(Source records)
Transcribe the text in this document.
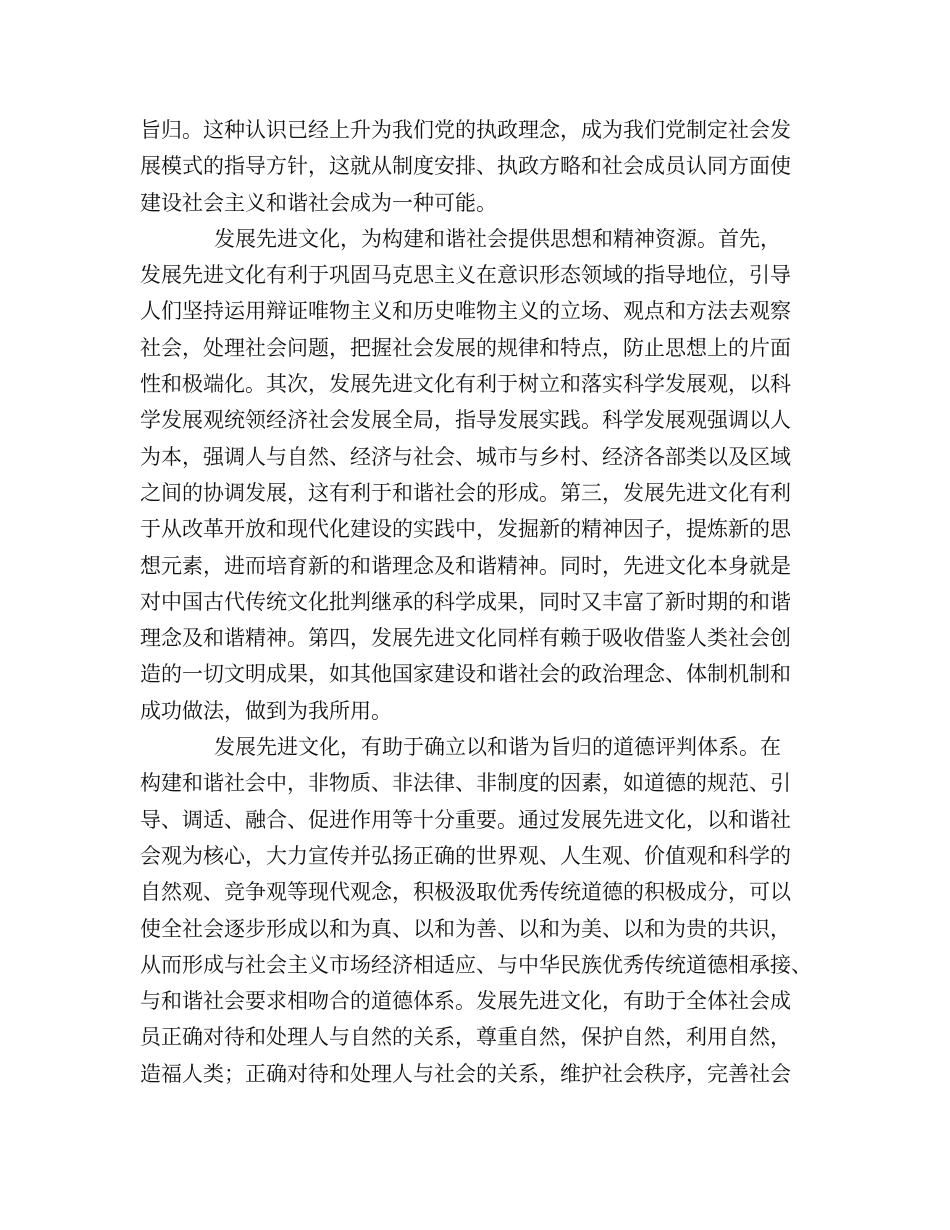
旨归。这种认识已经上升为我们党的执政理念，成为我们党制定社会发
展模式的指导方针，这就从制度安排、执政方略和社会成员认同方面使
建设社会主义和谐社会成为一种可能。
发展先进文化，为构建和谐社会提供思想和精神资源。首先，
发展先进文化有利于巩固马克思主义在意识形态领域的指导地位，引导
人们坚持运用辩证唯物主义和历史唯物主义的立场、观点和方法去观察
社会，处理社会问题，把握社会发展的规律和特点，防止思想上的片面
性和极端化。其次，发展先进文化有利于树立和落实科学发展观，以科
学发展观统领经济社会发展全局，指导发展实践。科学发展观强调以人
为本，强调人与自然、经济与社会、城市与乡村、经济各部类以及区域
之间的协调发展，这有利于和谐社会的形成。第三，发展先进文化有利
于从改革开放和现代化建设的实践中，发掘新的精神因子，提炼新的思
想元素，进而培育新的和谐理念及和谐精神。同时，先进文化本身就是
对中国古代传统文化批判继承的科学成果，同时又丰富了新时期的和谐
理念及和谐精神。第四，发展先进文化同样有赖于吸收借鉴人类社会创
造的一切文明成果，如其他国家建设和谐社会的政治理念、体制机制和
成功做法，做到为我所用。
发展先进文化，有助于确立以和谐为旨归的道德评判体系。在
构建和谐社会中，非物质、非法律、非制度的因素，如道德的规范、引
导、调适、融合、促进作用等十分重要。通过发展先进文化，以和谐社
会观为核心，大力宣传并弘扬正确的世界观、人生观、价值观和科学的
自然观、竞争观等现代观念，积极汲取优秀传统道德的积极成分，可以
使全社会逐步形成以和为真、以和为善、以和为美、以和为贵的共识，
从而形成与社会主义市场经济相适应、与中华民族优秀传统道德相承接、
与和谐社会要求相吻合的道德体系。发展先进文化，有助于全体社会成
员正确对待和处理人与自然的关系，尊重自然，保护自然，利用自然，
造福人类；正确对待和处理人与社会的关系，维护社会秩序，完善社会
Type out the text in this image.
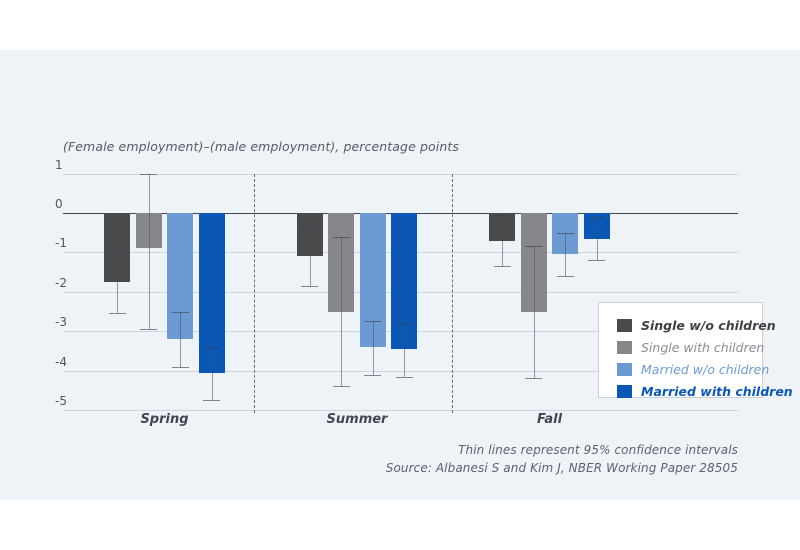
(Female employment)–(male employment), percentage points
1
0
-1
-2
-3
-4
-5
Spring	Summer	Fall
Single w/o children
Single with children
Married w/o children
Married with children
Thin lines represent 95% confidence intervals
Source: Albanesi S and Kim J, NBER Working Paper 28505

Stated problem => Write down every line of the data above that includes the string "this".

Task response =>
Transcribe the text in this document.
Type out the text in this image.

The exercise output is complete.